DOCUMENT PASSAGE |
# # # # #

This post will be about a magazine, not a newspaper, but close enough.

While digging through my research files over the weekend, I stumbled across a handful of diet and health articles from TIME magazine online. If you’ve ever wondered why people are so confused about diets and calories and weight gain, just poke through old issues of TIME. Despite all appearing in the same publication, the articles contradict each other. Perhaps that’s TIME magazine’s version of objective reporting: don’t just quote both sides in a debate — argue both sides yourself.

Let’s start with a 2012 article titled It’s the Calories, Stupid. That article was about a study conducted by George Bray, who concluded that macronutrients make no difference for weight loss … even though the carbohydrate content was the same in the diets he tested. I wrote about that study in this post, but here’s what TIME magazine had to say:

When it comes to weight gain, it’s all about the calories.

That might seem obvious, but popular diets continue to suggest that lowering or increasing certain dietary components — carbs or protein, say — is the key to weight loss. A clever new study by researchers at Pennington Biomedical Research Center in Baton Rouge shows, however, that it’s not what you eat but how much that matters when it comes to body weight.

Okay, so it’s all about calories, period. Calories in, calories out. Got it. Thanks, TIME magazine.

I found that article so enlightening, I moved on to another titled For Weight Loss Success, Think About When, Not Just What, You Eat:

Timing is everything for losing weight.

Say what? I’m pretty sure you just informed me it’s all about the calories, stupid. George Bray said so.

In a study published in the International Journal of Obesity, the scientists monitored 420 overweight participants on a 20-week weight loss program in Spain. The volunteers were split into two groups: early-eaters and late-eaters. Since lunch is considered the largest meal in Spain–about 40% of the day’s calories are consumed in the mid-day meal–half the participants ate lunch before 3 p.m. while the remainder ate lunch after 3 p.m.

The late-eaters lost less weight overall, and shed pounds at a slower rate than those eating earlier. Those eating lunch later were more likely to skip breakfast or eat fewer calories, while the timing of breakfast and dinner didn’t influence weight loss effectiveness for either group.

Let me get this straight: the late-lunch eaters skipped breakfast and ate fewer calories, but they lost less weight. So now you’re telling me it’s all about the calories, stupid, unless if you consume your calories later in the day. Then you won’t lose as much weight despite eating less. Got it. Thanks, TIME magazine.

I guess at the very least, we can agree that if Americans would just consume fewer calories (preferably at an early lunch), the obesity rate would decline. To confirm that, I read the article titled Americans Are Eating Fewer Calories, So Why Are We Still Obese?

The good news: we’re eating fewer calories. The bad news: that’s not translating into lower obesity rates.

Two federal studies on the amount of calories Americans eat show that we are eating less than we did about a decade ago, and that we’re also limiting the amount of fast food we consume.

But if Americans are eating less fast food overall, why are obesity rates still so high?

Uh … maybe it’s because we’re eating too many of our fewer calories during a late lunch?

# # # # #

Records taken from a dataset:
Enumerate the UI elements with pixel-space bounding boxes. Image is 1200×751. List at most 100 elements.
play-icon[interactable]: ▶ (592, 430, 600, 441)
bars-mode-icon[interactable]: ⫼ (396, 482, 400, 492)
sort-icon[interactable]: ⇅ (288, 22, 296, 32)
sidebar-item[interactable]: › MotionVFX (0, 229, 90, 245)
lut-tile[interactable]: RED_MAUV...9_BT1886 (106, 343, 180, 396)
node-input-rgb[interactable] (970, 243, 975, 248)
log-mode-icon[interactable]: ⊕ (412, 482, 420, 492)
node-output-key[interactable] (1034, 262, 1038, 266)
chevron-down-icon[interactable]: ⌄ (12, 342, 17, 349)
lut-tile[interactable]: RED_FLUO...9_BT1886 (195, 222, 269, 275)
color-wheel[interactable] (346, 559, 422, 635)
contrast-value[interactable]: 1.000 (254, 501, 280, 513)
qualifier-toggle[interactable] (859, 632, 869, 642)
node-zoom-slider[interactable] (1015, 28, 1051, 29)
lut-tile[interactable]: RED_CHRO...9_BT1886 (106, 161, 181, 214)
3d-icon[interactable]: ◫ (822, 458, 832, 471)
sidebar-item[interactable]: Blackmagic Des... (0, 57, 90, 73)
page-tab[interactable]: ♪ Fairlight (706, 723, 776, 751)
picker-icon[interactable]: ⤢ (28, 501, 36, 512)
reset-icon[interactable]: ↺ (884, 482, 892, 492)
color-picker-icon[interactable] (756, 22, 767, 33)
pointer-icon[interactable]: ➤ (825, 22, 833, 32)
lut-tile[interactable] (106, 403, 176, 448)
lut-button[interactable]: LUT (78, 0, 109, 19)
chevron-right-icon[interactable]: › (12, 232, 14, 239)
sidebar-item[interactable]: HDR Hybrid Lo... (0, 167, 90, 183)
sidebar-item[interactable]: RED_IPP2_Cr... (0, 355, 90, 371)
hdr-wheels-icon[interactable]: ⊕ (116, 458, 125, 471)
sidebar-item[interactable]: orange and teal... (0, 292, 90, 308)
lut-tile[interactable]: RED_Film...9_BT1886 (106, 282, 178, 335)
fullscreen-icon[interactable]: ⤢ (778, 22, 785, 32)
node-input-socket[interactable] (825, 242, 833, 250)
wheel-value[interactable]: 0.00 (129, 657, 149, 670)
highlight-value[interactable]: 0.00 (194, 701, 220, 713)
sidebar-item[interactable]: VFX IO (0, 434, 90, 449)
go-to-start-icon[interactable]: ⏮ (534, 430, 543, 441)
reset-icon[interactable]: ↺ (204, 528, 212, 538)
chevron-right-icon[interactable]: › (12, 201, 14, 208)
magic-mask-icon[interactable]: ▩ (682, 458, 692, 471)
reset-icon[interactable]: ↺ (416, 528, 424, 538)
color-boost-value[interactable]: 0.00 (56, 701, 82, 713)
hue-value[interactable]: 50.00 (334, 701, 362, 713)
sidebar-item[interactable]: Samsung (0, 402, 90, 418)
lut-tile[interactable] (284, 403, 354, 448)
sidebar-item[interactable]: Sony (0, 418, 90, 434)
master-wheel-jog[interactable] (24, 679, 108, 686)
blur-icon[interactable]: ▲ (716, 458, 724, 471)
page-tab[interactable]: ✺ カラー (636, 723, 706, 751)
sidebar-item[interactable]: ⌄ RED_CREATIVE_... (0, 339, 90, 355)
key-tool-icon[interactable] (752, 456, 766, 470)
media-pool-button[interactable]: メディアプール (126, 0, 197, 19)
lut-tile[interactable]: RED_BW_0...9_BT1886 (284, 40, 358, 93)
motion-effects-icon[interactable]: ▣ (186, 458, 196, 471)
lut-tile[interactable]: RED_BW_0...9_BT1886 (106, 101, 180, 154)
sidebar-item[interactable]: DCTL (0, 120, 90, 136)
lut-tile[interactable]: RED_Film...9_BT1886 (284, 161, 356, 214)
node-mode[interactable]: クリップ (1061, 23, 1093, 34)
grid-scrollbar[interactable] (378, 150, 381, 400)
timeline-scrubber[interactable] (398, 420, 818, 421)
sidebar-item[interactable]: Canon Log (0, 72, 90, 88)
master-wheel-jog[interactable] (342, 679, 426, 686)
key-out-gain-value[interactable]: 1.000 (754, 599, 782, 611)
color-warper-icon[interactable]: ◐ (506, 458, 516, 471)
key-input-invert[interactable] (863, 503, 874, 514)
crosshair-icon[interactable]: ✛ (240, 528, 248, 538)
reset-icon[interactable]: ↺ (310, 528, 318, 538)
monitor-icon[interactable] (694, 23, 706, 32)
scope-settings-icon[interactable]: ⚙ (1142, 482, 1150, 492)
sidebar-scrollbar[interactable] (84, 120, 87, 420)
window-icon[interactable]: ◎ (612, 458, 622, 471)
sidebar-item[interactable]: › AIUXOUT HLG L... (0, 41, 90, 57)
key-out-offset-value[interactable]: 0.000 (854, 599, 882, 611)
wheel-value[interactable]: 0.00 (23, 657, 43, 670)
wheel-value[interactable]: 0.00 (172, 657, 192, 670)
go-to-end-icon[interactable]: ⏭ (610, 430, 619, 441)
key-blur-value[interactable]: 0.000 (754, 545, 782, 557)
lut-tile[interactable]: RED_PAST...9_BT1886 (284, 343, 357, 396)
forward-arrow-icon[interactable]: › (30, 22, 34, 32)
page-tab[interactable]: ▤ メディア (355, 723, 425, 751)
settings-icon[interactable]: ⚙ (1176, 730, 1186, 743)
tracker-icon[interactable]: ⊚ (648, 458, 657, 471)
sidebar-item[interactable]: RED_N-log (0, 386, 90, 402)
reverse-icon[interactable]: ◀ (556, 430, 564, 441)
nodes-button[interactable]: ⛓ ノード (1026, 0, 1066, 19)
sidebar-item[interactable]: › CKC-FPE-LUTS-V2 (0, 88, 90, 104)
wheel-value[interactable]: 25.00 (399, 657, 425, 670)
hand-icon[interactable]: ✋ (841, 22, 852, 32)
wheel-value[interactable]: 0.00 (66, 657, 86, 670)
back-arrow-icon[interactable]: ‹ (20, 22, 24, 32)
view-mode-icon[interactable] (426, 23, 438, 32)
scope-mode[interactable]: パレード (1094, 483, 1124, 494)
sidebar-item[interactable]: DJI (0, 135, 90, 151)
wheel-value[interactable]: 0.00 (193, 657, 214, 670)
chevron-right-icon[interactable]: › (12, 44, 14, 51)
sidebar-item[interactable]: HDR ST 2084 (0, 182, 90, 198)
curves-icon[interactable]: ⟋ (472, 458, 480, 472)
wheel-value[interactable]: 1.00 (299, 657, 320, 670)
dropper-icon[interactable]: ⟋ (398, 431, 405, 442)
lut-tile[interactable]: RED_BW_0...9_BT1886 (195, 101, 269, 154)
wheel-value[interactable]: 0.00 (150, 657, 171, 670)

# # # # #

Revise the post about TIME magazine's diet articles from "This post will" to "both sides yourself.", and replace "weekend" with "long weekend". These records come from a separate source and are unrelated to the post.

This post will be about a magazine, not a newspaper, but close enough.

While digging through my research files over the long weekend, I stumbled across a handful of diet and health articles from TIME magazine online. If you’ve ever wondered why people are so confused about diets and calories and weight gain, just poke through old issues of TIME. Despite all appearing in the same publication, the articles contradict each other. Perhaps that’s TIME magazine’s version of objective reporting: don’t just quote both sides in a debate — argue both sides yourself.